Keep only those lines of the records that include the string "title".

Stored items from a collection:
--------------------------------------------------

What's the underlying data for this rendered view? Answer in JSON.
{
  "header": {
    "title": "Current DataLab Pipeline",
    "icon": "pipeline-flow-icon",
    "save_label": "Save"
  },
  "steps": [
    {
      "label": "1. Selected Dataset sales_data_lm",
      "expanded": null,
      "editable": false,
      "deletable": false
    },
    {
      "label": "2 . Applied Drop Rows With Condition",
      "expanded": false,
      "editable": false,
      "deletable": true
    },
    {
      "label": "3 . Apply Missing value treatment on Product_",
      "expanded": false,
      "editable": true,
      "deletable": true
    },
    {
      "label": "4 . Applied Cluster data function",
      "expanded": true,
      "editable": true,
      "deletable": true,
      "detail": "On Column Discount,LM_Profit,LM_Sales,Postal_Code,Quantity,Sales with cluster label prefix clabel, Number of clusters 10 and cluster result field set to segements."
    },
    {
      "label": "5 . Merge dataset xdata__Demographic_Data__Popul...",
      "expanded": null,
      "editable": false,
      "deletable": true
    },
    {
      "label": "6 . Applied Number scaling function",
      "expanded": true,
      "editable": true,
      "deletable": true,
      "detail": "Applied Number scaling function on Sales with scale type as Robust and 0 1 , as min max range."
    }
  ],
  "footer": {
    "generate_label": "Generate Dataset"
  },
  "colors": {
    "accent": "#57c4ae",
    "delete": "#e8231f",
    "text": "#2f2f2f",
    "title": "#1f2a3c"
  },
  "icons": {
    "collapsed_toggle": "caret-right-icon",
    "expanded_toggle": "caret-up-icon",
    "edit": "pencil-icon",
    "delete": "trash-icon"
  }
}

--------------------------------------------------

### RESULT BELOW:
    "title": "Current DataLab Pipeline",
    "title": "#1f2a3c"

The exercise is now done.